State the count of lines below in which the word "Positions" appears, and add nothing.

* **Source records**
--- start ---
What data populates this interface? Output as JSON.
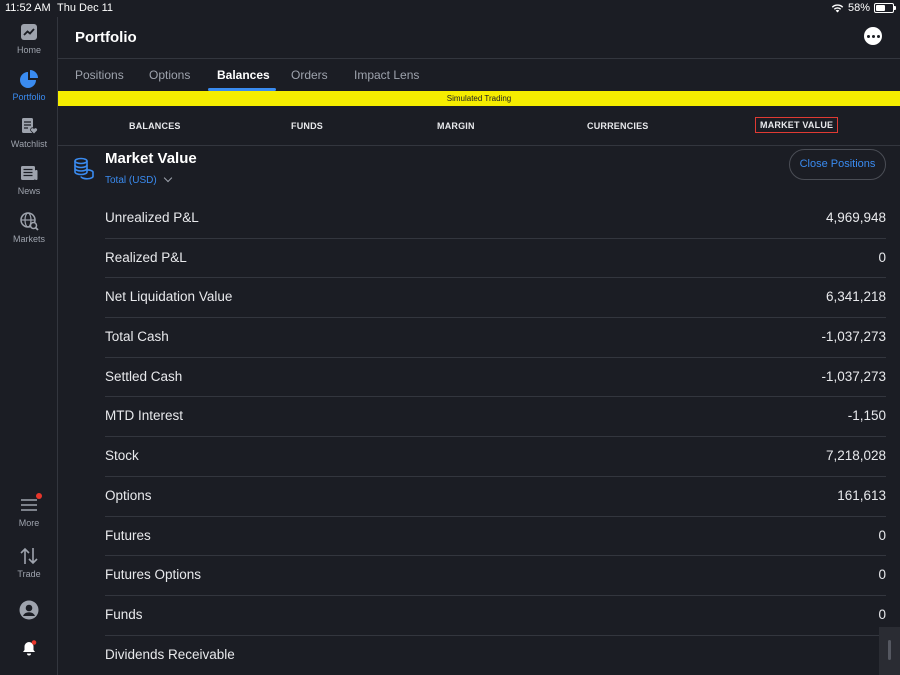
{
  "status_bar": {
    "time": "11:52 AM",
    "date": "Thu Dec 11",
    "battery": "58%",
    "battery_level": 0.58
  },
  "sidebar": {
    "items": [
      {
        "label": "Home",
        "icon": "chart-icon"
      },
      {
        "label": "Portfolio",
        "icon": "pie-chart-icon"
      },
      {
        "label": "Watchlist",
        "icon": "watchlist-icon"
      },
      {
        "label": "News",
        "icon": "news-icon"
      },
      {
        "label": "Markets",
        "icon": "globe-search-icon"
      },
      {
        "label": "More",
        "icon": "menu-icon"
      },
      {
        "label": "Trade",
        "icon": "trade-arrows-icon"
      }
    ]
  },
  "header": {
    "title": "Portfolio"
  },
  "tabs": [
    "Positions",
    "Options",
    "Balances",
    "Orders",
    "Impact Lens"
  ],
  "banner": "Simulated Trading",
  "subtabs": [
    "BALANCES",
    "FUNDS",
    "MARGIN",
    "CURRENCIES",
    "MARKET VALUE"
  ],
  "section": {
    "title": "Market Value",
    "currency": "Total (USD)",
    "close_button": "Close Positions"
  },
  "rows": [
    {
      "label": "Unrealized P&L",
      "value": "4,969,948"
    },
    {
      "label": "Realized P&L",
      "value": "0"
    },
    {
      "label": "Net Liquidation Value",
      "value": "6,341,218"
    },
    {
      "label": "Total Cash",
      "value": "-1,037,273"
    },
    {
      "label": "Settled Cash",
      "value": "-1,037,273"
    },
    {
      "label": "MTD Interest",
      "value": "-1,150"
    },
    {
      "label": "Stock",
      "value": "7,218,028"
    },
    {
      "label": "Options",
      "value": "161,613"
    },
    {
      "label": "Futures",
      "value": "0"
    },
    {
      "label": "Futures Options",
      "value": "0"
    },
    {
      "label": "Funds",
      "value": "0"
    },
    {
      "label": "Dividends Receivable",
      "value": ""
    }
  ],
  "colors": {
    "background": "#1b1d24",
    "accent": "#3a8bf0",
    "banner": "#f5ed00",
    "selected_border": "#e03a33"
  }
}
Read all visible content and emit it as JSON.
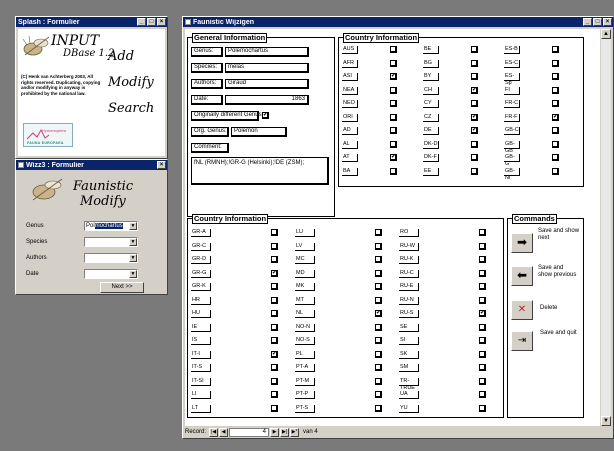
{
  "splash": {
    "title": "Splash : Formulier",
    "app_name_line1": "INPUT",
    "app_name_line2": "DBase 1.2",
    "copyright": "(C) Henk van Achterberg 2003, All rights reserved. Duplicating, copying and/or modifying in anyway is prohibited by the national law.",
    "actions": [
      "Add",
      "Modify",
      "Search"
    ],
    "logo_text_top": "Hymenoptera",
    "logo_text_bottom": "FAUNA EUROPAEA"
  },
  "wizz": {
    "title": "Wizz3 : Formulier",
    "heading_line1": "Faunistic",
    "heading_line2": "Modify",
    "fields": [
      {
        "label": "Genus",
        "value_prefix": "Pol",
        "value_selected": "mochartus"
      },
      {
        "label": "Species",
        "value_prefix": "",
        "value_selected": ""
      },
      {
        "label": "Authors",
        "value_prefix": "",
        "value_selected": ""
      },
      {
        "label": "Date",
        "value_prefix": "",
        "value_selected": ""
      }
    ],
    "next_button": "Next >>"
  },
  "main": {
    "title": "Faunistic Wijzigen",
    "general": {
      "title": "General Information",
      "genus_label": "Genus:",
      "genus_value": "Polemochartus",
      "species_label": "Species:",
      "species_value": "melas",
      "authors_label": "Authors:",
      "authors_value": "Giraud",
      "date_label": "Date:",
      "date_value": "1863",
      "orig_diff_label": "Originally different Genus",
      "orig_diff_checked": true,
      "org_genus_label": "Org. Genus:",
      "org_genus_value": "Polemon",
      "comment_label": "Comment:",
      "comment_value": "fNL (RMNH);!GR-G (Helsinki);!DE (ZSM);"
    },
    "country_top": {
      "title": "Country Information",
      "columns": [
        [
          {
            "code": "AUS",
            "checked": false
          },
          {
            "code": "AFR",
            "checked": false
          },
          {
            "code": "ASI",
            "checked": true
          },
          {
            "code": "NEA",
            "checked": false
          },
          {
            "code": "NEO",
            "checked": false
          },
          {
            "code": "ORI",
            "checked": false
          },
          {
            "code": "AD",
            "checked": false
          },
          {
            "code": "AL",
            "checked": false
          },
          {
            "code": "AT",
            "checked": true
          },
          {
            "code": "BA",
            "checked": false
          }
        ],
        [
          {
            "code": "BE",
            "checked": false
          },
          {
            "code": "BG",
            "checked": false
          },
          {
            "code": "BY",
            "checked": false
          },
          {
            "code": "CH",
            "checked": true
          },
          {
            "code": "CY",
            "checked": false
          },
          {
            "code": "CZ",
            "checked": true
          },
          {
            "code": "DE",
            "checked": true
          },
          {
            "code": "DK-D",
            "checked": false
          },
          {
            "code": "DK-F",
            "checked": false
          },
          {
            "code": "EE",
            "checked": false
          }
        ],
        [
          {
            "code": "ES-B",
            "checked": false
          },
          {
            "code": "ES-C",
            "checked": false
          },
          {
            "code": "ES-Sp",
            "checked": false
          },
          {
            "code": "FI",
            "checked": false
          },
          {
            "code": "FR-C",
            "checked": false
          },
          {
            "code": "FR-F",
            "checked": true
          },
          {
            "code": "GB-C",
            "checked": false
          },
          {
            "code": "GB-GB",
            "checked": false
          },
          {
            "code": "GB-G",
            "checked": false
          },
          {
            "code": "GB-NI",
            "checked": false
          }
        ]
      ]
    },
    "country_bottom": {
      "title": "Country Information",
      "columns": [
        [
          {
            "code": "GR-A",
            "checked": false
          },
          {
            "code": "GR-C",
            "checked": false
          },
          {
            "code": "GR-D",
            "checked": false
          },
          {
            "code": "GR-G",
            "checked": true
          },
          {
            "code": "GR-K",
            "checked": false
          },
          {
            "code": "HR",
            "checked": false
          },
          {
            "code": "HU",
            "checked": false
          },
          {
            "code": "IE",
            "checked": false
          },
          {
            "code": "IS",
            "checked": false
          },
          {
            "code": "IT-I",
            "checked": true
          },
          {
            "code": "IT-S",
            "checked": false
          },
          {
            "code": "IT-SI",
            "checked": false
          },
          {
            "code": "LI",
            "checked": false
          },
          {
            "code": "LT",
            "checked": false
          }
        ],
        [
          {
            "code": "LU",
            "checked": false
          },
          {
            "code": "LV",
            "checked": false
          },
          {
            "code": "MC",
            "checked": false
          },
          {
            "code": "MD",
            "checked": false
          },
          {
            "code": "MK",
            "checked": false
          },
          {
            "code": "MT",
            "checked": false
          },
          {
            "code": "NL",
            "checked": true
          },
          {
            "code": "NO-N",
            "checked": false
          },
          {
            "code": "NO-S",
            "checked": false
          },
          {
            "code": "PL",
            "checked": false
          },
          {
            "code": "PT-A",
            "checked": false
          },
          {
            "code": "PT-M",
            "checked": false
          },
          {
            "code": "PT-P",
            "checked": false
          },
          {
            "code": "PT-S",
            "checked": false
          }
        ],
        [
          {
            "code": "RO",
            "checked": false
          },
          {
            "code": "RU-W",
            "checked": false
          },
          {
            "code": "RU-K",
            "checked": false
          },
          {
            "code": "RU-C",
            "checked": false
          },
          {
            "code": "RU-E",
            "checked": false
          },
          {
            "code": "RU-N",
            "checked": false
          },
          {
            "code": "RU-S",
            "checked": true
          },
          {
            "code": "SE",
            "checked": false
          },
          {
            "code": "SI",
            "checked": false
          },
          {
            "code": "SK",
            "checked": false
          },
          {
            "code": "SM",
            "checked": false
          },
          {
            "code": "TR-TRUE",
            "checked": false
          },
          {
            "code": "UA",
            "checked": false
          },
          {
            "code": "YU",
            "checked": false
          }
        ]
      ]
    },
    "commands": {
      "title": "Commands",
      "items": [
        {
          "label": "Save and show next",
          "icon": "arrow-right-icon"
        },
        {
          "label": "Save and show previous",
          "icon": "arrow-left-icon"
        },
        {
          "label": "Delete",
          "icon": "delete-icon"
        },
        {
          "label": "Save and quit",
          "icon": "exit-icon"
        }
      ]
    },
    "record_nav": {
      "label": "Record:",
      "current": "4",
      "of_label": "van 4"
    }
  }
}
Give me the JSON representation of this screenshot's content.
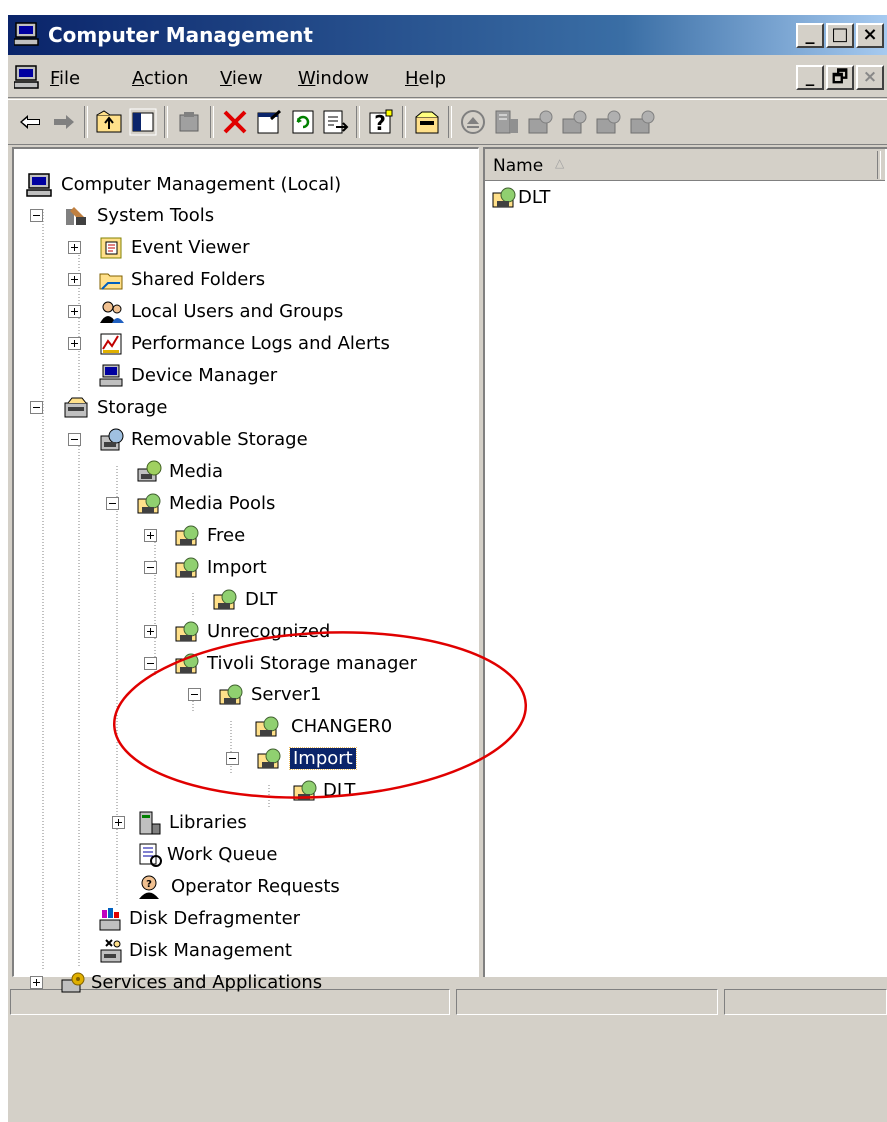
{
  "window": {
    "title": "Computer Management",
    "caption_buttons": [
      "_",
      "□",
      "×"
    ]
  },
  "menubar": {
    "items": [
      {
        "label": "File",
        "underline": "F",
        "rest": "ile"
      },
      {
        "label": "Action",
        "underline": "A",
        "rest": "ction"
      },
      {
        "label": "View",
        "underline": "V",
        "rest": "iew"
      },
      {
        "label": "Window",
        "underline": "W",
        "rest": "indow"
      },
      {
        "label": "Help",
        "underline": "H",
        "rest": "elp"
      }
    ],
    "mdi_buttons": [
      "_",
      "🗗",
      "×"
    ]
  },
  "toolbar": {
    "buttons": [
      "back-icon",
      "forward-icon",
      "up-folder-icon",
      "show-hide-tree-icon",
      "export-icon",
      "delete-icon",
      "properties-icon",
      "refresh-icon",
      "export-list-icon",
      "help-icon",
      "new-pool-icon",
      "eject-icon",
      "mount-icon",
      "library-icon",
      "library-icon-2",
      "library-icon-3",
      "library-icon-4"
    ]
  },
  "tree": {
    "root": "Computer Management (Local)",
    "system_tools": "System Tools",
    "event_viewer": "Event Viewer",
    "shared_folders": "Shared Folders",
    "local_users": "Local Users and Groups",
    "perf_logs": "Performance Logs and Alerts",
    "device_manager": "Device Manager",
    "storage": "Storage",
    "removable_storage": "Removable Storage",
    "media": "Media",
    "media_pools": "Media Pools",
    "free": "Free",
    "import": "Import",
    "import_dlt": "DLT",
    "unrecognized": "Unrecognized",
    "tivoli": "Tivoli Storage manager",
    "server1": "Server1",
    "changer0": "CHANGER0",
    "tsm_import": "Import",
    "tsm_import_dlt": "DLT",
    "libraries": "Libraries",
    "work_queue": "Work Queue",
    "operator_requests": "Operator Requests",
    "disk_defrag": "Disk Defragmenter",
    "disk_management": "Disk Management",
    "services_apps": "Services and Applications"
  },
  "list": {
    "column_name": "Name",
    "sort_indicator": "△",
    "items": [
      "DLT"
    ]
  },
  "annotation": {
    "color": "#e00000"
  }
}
--- end ---
* **Answer for this exercise**
2